* [PROVIDED TEXT]
Normally the metabolic alkalosis compensation of respiratory acidosis is mild. Many books say it will never be so great as to cause hypoxemia, where you need pCO2 of 70-80, to affect low pO2.
But there are case reports of patients (I believe gastric outlet obstruction where metabolic alkalosis can be severe) where the pCO2 has occasionally gone as high as 80 mm and produced hypoxemia. I’ve seen a couple of those, especially in heavy cigarette smokers who have higher A-a gradients and lower baseline pO2 to being with.
By the way -agree with not extubating in the evening in most situations. Extubation, especially of difficult patients, should be done whenever possible at times of maximum MD/nursing coverage. You can do it in the evening but unless there is good coverage, there is usually not a good reason to do so. You will get away with it often but it invites disaster.
3 Responses to Intubated and difficult to wean
Roger, DO
June 1st, 2009 at 8:57 pm
I was fooled on your last acid/base, but I’ll do my best. I actually had a patient who I think may have had a similar problem.
Patient has a history of CHF, and was admitted with respiratory failure. In order to treat this, she has undergone massive diuresis with loop diuretics. As a result, she has a metabolic alkalosis secondary to her diuresis and volume contraction, with concomitant hypokalemia. She also seems to have respiratory compensation, which is this case is hypoventilation.
Given her history of COPD, she usually has chronic hypoxemic respiratory acidosis secondary to CO2 retention. Due to this, her respiratory drive requires either (1) respiratory acidosis or (2) severe hypoxemia. Given her metabolic alkalosis and the fact that she is on a vent, she has neither. Thus, no respiratory drive. No respiratory drive = failure to wean. She also is probably a bit frail and suffering from respiratory muscle atrophy, which can occur rapidly in mechanically ventilated patients.

* [DATA SECTION]
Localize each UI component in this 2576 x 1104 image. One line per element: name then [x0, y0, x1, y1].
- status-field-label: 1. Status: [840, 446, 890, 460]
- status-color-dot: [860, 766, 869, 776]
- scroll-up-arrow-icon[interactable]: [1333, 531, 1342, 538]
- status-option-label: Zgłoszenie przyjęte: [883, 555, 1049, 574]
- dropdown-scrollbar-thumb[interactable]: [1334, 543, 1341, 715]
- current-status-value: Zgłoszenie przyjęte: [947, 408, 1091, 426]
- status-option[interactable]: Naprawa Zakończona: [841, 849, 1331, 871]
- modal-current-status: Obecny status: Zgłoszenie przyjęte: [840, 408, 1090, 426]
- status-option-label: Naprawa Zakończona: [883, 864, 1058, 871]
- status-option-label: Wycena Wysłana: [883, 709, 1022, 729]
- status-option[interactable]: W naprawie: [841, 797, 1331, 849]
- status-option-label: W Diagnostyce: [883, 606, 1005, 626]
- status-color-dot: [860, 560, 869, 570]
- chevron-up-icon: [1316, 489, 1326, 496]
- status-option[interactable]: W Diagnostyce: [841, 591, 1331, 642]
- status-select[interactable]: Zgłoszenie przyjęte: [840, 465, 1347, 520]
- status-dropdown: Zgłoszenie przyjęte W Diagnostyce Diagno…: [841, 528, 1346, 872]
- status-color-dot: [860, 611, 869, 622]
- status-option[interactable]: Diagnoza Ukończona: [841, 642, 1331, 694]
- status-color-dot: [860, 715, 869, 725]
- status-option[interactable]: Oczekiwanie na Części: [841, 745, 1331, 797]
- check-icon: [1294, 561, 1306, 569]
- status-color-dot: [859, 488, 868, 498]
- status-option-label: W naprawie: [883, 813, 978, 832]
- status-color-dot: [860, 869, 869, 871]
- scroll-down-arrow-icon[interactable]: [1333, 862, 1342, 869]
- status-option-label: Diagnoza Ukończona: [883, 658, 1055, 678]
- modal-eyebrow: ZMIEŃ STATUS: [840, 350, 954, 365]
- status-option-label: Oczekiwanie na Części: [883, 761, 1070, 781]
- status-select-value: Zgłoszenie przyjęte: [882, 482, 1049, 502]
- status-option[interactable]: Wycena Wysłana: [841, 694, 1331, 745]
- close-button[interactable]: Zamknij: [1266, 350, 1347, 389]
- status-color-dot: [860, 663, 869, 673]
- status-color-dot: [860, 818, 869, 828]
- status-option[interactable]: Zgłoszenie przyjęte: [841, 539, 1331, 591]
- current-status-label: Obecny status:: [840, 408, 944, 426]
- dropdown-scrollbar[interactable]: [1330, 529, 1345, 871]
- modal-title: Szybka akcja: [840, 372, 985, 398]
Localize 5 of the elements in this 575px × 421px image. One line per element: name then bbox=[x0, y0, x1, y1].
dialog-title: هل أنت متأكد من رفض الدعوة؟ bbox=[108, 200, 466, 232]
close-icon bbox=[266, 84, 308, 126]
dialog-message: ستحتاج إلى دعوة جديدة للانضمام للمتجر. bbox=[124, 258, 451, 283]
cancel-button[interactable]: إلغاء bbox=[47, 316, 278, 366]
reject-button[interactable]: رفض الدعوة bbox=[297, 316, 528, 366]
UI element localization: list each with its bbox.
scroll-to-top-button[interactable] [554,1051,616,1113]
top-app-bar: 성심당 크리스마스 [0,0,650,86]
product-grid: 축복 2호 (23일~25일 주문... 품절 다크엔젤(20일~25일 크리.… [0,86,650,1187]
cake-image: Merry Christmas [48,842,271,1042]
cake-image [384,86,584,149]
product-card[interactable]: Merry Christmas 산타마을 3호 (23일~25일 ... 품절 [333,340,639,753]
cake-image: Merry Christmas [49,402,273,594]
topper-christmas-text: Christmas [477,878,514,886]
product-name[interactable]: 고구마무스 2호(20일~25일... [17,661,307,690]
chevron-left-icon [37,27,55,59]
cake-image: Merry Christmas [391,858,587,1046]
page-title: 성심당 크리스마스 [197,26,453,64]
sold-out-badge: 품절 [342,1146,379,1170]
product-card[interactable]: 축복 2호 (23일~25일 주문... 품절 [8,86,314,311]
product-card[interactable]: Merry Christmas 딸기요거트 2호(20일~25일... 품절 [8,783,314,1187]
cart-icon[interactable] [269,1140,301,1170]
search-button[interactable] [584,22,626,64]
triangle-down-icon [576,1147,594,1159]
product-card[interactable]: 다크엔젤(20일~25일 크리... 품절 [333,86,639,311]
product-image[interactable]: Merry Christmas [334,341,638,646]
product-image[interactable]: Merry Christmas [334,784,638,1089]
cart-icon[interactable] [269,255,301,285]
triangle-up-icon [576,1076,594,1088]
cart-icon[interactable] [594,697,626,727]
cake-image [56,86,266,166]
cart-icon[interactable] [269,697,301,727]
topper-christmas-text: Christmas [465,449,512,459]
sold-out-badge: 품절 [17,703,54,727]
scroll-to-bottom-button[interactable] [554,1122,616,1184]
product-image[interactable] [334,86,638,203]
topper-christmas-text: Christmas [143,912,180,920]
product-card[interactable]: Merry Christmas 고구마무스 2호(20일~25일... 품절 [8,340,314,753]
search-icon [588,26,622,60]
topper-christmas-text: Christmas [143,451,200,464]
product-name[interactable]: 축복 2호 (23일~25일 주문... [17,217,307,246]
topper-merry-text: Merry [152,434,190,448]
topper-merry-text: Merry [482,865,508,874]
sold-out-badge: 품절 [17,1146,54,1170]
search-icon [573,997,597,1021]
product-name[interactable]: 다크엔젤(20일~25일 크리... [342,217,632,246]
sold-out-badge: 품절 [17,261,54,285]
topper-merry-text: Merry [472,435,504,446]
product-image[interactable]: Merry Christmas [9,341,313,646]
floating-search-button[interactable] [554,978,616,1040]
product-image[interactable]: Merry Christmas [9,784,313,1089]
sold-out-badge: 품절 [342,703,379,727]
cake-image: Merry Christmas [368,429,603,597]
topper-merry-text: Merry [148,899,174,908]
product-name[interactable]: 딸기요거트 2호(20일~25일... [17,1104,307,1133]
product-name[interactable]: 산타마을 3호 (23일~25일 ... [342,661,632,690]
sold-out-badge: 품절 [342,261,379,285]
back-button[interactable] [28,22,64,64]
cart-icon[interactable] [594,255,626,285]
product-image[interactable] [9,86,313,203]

* [REQUIRED WORK]
(1) From the weaning discussion, list every abbreviation that names either a disease or a blood gas value.
(2) Carry on the weaning discussion from the end of the reply by Roger, DO.

* [OUTPUTS IN ORDER]
(1) pCO2, pO2, CHF, COPD

(2)
I will never forget this because in the patient I had, most of her “weaning parameters” were looking good. We decided to extubate at around 5PM (bad idea). While I was having dinner I heard the ominous “cold blue, MICU” called, and NEW it was my patient. Of course, we reintubated.
After convincing my attending to treat her with acetazolamide for a few days, we successfully extubated her, and she was discharged a few days later.
Since then, I’ve always wanted to do a retrospective study of patients admitted to ICUs with CHF and see if the elevated serum bicarbs predict failed exutbations or prolonged time on vents. Haven’t done it yet, though. If you decide to do it (or know of this already having been done), let me know
Roger, DO
June 2nd, 2009 at 9:42 pm
And the answer is……?
Patiently waiting to see if I was fooled again.
Thanks for these great problems!
cory
June 3rd, 2009 at 7:33 am
Looks like hypokalemia and concomitant metabolic alkalosis which as the previous writer says presents a barrier to weaning. The serum potassium which is only slightly low may underestimate the potassium deficit in the body. Patient needs potassium and judicious volume replacement with sodium chloride and possibly some magnesium.
Normally the metabolic alkalosis compensation of respiratory acidosis is mild. Many books say it will never be so great as to cause hypoxemia, where you need pCO2 of 70-80, to affect low pO2.
But there are case reports of patients (I believe gastric outlet obstruction where metabolic alkalosis can be severe) where the pCO2 has occasionally gone as high as 80 mm and produced hypoxemia. I’ve seen a couple of those, especially in heavy cigarette smokers who have higher A-a gradients and lower baseline pO2 to being with.
By the way -agree with not extubating in the evening in most situations. Extubation, especially of difficult patients, should be done whenever possible at times of maximum MD/nursing coverage. You can do it in the evening but unless there is good coverage, there is usually not a good reason to do so. You will get away with it often but it invites disaster.